_Objetivo de la tarea_. Devuelve sin cambios el fragmento del texto sobre el espionaje a periodistas que va desde "Ese suplemento especial" hasta "ruta del bien.".

━━ Bloque de texto ━━

Ese suplemento especial de Cabildo dio a conocer los nombres de los 706 periodistas insurrectos. Haber firmado un manifiesto a favor de los Derechos Humanos o adherir a la candidatura de Alfonsín o colaborar en diarios como Clarín, Tiempo Argentino y La Razón, te situaba automáticamente en el panteón de los facciosos. Entre los inculpados estaban Marcos Aguinis, Jorge Lanata, Alfredo Leuco y Luis Majul, por fortuna, ellos supieron leer el mensaje de Cabildo y mansamente emprendieron la ruta del bien.
El 24 de marzo de 1996, a veinte años del golpe cívico-militar, Clarín publicó “Los archivos de la represión cultural”, un suplemento que daba a conocer un memorándum secreto de aquella dictadura. “Nómina de personas vinculadas al ámbito cultural con antecedentes desfavorables”, se titulaba y reunía a un vasto número de artistas y escritores con probados “antecedentes desfavorables”, por ejemplo: “Representar las corrientes renovadas del teatro argentino”, o escribir poemas, novelas y cuentos o ser “directores de cine” o “críticos cinematográficos”. Desde marzo de 1976 hasta diciembre de 1983, a esos artistas e intelectuales se los había espiado e inculpado por el solo hecho de crear y pensar, exactamente la misma fechoría por la que la revista Cabildo, en octubre de 1986, había condenadoa los 706 “periodistas subversivos”. Los espías de la dictadura cívico-militar y los espías de Cabildo recurrieron a idénticas metodologías y arribaron a idénticas conclusiones. Pero mientras los primeros contaban con 30.000 desaparecidos y miles de muertos en su haber, los segundos no eran otra cosa que un conjunto de nostálgicos del Tercer Reich, que movían a la risa antes que al espanto. Numerosos periodistas que no integraban la lista de los 706 subversivos exigieron que se los incluyera de inmediato: consideraban una ofensa que se hubieran olvidado de ellos.
A pocos meses de asumir, la actual directora de la AFI supo que ciertamente estaba en “los sótanos de la democracia”. Entre el material confiscado había una carpeta que, bajo el rótulo “Periodistas G20”, guardaba celosamente los datos personales de 403 periodistas que en 2018 se habían acreditado ante el Ministerio de Seguridad para cubrir la Cumbre del G20. La carpeta detallaba las tropelías cometidas por cada uno de ellos, las sentencias no admitían apelaciones: “Está en una foto con Estela de Carlotto”, “Comparte permanentemente posteos en contra del gobierno”, “Utiliza las redes como herramienta de viralización de contenido feminista”. Los funcionarios de la AFI estaban íntimamente ligados a los espías de la última dictadura y a los entusiastas denunciadores de la revista Cabildo.

━━━
━━ Material extraído ━━

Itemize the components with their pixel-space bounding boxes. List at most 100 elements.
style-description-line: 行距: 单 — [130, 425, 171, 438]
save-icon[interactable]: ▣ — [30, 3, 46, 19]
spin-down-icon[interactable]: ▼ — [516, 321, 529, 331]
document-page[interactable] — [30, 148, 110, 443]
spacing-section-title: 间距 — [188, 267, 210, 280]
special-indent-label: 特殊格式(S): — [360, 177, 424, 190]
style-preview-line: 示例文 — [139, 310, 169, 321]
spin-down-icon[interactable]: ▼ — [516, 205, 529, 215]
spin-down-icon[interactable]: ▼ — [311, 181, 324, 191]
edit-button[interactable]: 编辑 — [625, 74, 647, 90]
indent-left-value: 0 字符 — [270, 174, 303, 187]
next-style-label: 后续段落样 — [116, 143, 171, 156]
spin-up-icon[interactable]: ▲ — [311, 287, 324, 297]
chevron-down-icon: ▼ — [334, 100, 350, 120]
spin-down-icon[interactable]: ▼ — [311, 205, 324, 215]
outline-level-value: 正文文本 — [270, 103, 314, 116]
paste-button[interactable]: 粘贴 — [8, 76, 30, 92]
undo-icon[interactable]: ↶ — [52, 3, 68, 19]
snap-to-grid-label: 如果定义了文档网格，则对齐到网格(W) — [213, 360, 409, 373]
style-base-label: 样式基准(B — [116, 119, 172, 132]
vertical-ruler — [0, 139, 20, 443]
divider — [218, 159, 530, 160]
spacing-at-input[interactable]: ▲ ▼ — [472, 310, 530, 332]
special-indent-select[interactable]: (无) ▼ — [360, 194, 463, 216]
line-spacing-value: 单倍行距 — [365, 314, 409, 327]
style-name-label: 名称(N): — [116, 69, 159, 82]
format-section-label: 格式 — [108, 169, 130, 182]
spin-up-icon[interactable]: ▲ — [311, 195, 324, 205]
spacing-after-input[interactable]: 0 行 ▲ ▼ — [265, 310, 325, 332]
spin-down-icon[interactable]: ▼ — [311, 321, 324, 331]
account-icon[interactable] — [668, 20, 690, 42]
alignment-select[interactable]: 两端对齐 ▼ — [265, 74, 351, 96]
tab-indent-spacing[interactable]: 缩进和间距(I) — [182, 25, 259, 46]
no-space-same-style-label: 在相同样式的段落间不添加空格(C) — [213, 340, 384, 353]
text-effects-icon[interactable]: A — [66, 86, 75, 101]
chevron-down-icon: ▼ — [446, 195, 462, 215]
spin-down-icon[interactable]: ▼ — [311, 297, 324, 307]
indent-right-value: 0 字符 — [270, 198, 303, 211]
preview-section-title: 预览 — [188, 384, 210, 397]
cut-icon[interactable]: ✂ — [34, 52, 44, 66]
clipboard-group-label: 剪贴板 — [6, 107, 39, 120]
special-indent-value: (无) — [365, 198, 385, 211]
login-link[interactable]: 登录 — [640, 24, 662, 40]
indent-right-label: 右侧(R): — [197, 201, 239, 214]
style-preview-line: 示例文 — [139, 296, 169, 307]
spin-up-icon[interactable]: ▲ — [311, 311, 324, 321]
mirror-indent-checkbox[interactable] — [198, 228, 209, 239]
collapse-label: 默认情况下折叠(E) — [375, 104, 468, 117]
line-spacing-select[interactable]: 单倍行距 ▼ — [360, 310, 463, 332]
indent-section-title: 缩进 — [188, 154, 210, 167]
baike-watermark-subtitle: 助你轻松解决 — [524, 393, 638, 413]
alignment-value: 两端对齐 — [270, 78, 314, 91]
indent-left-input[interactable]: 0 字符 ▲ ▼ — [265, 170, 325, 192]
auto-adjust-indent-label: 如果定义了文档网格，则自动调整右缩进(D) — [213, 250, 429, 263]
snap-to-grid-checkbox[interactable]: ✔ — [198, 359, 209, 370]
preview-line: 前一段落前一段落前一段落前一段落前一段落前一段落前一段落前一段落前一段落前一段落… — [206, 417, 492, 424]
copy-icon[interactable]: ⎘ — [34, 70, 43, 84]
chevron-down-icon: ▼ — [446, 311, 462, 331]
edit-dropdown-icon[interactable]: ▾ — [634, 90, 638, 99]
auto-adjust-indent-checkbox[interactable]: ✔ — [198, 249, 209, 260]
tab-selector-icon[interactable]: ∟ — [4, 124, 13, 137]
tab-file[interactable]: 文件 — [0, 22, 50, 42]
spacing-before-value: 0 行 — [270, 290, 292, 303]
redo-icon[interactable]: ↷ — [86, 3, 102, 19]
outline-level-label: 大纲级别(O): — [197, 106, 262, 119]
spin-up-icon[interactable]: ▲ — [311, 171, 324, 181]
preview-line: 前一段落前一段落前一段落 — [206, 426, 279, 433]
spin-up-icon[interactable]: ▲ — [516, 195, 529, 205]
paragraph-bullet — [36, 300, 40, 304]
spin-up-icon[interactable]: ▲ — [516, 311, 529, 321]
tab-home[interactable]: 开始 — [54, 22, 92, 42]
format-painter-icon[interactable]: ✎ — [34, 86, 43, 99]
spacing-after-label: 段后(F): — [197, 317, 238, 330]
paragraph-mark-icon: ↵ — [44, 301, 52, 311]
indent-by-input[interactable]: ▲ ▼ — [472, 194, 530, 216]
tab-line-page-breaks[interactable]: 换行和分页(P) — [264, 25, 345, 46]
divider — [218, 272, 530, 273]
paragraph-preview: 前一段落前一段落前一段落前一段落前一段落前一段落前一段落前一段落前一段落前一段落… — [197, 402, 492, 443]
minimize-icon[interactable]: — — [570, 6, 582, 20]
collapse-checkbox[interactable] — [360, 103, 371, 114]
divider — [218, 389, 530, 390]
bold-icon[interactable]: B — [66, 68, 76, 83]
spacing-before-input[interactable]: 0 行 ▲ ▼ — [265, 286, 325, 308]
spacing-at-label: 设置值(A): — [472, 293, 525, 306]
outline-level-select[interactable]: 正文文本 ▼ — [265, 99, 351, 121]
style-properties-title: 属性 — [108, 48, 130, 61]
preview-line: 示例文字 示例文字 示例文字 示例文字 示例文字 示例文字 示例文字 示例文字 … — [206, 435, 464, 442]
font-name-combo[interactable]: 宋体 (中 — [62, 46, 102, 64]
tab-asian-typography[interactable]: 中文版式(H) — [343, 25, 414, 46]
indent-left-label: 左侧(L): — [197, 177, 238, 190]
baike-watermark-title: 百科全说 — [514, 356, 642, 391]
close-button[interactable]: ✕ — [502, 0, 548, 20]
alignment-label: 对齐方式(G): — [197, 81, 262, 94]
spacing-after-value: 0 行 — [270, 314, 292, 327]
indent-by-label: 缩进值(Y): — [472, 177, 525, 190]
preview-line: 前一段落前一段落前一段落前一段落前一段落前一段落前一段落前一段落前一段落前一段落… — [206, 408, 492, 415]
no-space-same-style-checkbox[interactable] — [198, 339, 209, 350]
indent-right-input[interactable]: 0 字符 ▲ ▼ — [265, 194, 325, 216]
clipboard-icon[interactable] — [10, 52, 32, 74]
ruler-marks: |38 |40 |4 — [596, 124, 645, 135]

━━━

_Respuesta_.
Ese suplemento especial de Cabildo dio a conocer los nombres de los 706 periodistas insurrectos. Haber firmado un manifiesto a favor de los Derechos Humanos o adherir a la candidatura de Alfonsín o colaborar en diarios como Clarín, Tiempo Argentino y La Razón, te situaba automáticamente en el panteón de los facciosos. Entre los inculpados estaban Marcos Aguinis, Jorge Lanata, Alfredo Leuco y Luis Majul, por fortuna, ellos supieron leer el mensaje de Cabildo y mansamente emprendieron la ruta del bien.